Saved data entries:
====

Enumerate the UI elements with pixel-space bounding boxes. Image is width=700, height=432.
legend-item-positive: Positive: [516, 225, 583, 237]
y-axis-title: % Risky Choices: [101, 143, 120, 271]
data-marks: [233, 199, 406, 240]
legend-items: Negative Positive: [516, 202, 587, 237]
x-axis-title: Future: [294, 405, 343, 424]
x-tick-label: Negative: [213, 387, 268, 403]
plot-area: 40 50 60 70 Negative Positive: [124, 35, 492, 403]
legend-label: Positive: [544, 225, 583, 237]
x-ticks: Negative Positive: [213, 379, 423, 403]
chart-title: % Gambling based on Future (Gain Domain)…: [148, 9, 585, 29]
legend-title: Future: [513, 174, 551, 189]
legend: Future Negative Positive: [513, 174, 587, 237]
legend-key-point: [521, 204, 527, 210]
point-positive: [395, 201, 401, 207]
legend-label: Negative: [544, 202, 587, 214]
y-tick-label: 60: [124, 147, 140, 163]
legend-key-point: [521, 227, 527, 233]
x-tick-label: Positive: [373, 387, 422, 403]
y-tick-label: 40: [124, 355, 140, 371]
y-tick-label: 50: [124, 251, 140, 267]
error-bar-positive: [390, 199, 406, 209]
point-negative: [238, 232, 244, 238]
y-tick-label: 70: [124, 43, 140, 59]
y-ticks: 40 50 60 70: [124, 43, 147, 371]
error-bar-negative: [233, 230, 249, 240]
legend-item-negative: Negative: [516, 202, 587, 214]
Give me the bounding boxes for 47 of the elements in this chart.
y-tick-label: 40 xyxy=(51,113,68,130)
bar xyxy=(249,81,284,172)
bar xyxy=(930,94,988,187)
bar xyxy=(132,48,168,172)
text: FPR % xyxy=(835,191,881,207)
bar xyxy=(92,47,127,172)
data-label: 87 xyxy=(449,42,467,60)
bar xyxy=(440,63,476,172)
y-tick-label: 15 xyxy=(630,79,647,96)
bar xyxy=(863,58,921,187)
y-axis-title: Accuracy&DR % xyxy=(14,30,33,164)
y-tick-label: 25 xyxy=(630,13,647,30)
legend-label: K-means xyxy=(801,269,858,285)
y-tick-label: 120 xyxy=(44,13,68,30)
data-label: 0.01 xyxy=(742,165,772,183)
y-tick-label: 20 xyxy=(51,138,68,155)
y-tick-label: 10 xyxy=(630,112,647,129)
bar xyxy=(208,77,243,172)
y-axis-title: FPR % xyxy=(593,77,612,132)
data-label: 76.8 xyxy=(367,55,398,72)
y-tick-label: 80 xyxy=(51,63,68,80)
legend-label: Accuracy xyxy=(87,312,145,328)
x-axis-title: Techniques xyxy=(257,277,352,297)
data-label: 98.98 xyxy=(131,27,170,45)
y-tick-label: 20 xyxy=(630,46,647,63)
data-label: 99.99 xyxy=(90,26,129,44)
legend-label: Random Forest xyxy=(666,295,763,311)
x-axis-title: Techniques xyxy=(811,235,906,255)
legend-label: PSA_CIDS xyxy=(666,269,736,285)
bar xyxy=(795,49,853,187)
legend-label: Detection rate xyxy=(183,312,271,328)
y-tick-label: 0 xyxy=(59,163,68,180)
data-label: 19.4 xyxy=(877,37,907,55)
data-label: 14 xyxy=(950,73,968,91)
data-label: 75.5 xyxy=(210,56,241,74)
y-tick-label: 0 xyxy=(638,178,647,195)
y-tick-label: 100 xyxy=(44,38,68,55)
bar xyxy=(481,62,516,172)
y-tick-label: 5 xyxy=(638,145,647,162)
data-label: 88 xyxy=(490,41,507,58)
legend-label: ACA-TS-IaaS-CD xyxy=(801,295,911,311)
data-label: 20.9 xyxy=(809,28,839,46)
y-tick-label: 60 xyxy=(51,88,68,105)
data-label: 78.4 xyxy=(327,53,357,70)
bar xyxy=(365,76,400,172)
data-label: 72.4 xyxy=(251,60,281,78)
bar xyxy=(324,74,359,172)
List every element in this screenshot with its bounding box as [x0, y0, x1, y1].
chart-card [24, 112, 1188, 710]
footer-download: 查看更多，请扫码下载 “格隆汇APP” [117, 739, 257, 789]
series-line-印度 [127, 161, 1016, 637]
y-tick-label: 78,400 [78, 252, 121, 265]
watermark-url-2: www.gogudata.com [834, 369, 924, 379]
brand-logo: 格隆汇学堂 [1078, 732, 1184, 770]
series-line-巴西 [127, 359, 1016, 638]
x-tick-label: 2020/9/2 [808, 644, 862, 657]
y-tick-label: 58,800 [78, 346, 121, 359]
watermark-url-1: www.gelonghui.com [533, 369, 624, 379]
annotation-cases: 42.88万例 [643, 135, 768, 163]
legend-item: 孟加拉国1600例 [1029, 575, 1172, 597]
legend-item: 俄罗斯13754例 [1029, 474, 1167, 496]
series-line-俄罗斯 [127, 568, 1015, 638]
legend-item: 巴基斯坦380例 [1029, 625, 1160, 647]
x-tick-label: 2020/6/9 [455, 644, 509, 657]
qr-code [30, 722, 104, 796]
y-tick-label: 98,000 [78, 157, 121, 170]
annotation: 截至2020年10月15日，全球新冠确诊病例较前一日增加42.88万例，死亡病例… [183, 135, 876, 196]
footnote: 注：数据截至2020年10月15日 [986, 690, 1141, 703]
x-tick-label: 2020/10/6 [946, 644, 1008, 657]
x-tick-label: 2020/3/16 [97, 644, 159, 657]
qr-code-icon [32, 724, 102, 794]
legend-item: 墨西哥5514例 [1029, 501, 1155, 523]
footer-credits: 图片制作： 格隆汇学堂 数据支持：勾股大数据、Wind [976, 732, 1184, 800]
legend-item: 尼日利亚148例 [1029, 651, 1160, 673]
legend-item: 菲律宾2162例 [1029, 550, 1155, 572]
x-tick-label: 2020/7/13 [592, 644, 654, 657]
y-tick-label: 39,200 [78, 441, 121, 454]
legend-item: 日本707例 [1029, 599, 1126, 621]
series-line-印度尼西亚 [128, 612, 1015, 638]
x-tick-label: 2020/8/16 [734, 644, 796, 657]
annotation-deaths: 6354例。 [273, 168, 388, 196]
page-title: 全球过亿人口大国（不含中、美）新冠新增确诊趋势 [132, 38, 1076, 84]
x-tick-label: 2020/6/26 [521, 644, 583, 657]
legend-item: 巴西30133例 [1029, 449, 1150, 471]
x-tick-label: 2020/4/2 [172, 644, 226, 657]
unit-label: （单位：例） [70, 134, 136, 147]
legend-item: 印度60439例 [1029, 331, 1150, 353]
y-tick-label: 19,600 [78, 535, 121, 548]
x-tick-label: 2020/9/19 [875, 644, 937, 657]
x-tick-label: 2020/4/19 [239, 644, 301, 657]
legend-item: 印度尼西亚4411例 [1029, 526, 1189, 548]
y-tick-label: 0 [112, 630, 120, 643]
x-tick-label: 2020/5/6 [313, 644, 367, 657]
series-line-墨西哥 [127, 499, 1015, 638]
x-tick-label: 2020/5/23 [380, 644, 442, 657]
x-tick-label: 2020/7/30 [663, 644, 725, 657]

====

What is required:
Can you lay out the listing, from its first line through the line that contains "x-tick-label: Negative: [213, 387, 268, 403]", as a Markdown table with columns Row and Line, leaving out any blank lines?

Result of the exercise:
| Row | Line |
|---|---|
| 1 | Enumerate the UI elements with pixel-space bounding boxes. Image is width=700, height=432. |
| 2 | legend-item-positive: Positive: [516, 225, 583, 237] |
| 3 | y-axis-title: % Risky Choices: [101, 143, 120, 271] |
| 4 | data-marks: [233, 199, 406, 240] |
| 5 | legend-items: Negative Positive: [516, 202, 587, 237] |
| 6 | x-axis-title: Future: [294, 405, 343, 424] |
| 7 | x-tick-label: Negative: [213, 387, 268, 403] |